Records from a collection:
################

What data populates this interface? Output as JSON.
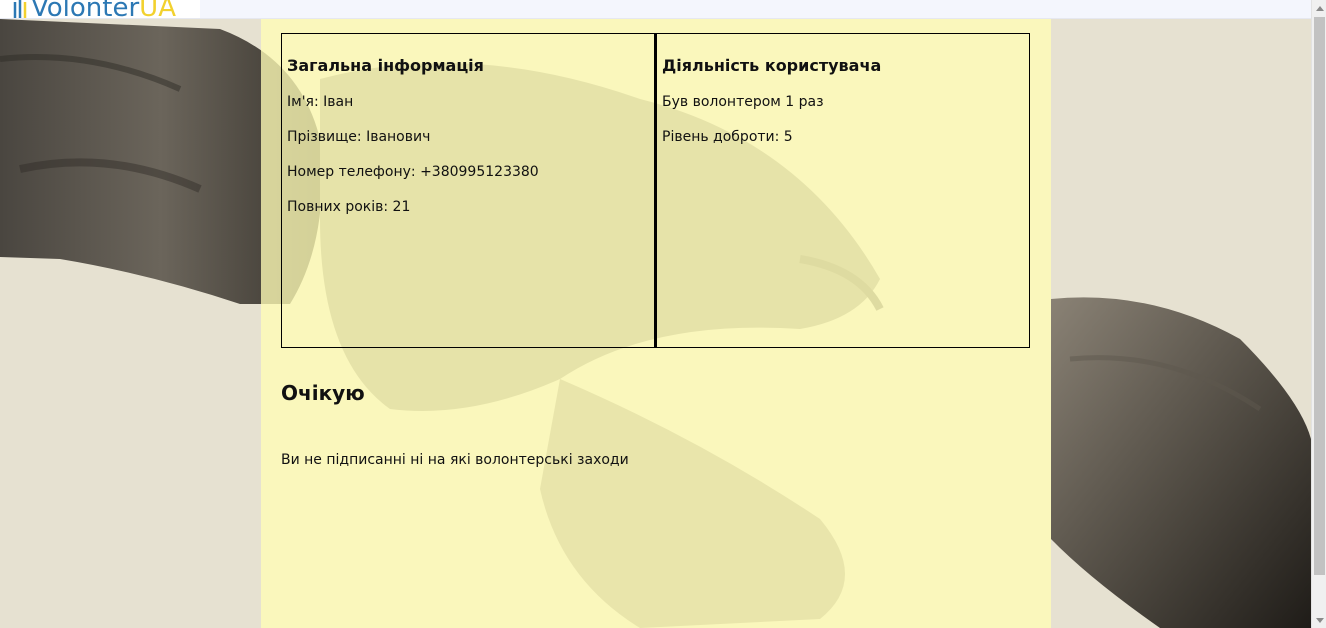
{
  "header": {
    "logo_text_main": "Volonter",
    "logo_text_accent": "UA",
    "logo_colors": {
      "blue": "#2c78b4",
      "yellow": "#f2d12e"
    }
  },
  "profile": {
    "general": {
      "title": "Загальна інформація",
      "first_name": "Ім'я: Іван",
      "last_name": "Прізвище: Іванович",
      "phone": "Номер телефону: +380995123380",
      "age": "Повних років: 21"
    },
    "activity": {
      "title": "Діяльність користувача",
      "volunteer_count": "Був волонтером 1 раз",
      "kindness_level": "Рівень доброти: 5"
    }
  },
  "pending": {
    "title": "Очікую",
    "empty_message": "Ви не підписанні ні на які волонтерські заходи"
  },
  "theme": {
    "panel_color": "#fffdb6",
    "background_color": "#e6e1d1"
  }
}
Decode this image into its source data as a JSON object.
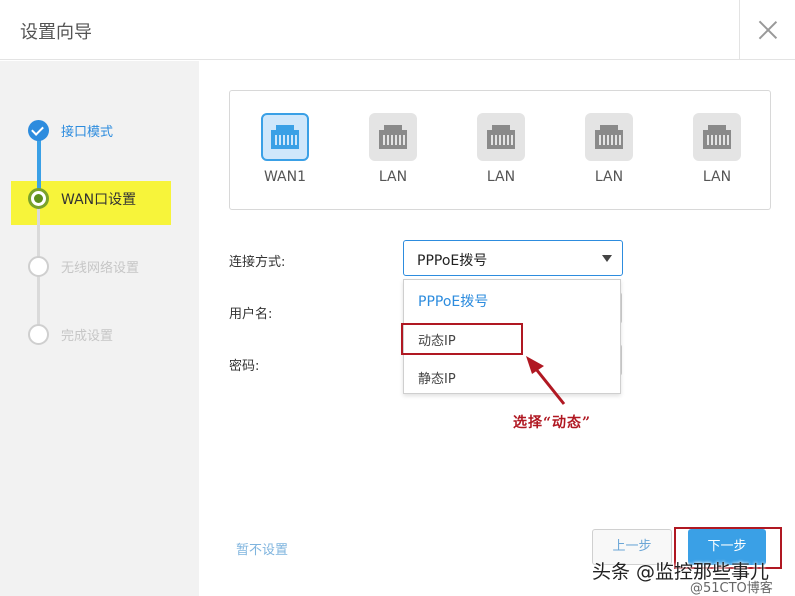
{
  "header": {
    "title": "设置向导"
  },
  "steps": [
    {
      "label": "接口模式",
      "state": "done"
    },
    {
      "label": "WAN口设置",
      "state": "current"
    },
    {
      "label": "无线网络设置",
      "state": "todo"
    },
    {
      "label": "完成设置",
      "state": "todo"
    }
  ],
  "ports": [
    {
      "label": "WAN1",
      "selected": true
    },
    {
      "label": "LAN",
      "selected": false
    },
    {
      "label": "LAN",
      "selected": false
    },
    {
      "label": "LAN",
      "selected": false
    },
    {
      "label": "LAN",
      "selected": false
    }
  ],
  "form": {
    "connection_label": "连接方式:",
    "connection_value": "PPPoE拨号",
    "username_label": "用户名:",
    "password_label": "密码:",
    "options": [
      "PPPoE拨号",
      "动态IP",
      "静态IP"
    ]
  },
  "annotation": "选择“动态”",
  "footer": {
    "skip_label": "暂不设置",
    "prev_label": "上一步",
    "next_label": "下一步"
  },
  "watermark": {
    "line1": "头条 @监控那些事儿",
    "line2": "@51CTO博客"
  },
  "colors": {
    "accent": "#2d8cde",
    "button_blue": "#3aa0e6",
    "highlight": "#f7f43a",
    "annotation_red": "#b01822"
  },
  "icons": {
    "close": "close-icon",
    "port": "ethernet-port-icon",
    "check": "check-icon",
    "dropdown": "chevron-down-icon"
  }
}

################

> _Work to be completed_
Pull out each line of the listing that holds the string "title".

> _Solution to the exercise_
      "title": "Загальна інформація",
      "title": "Діяльність користувача",
    "title": "Очікую",
    "title": "设置向导"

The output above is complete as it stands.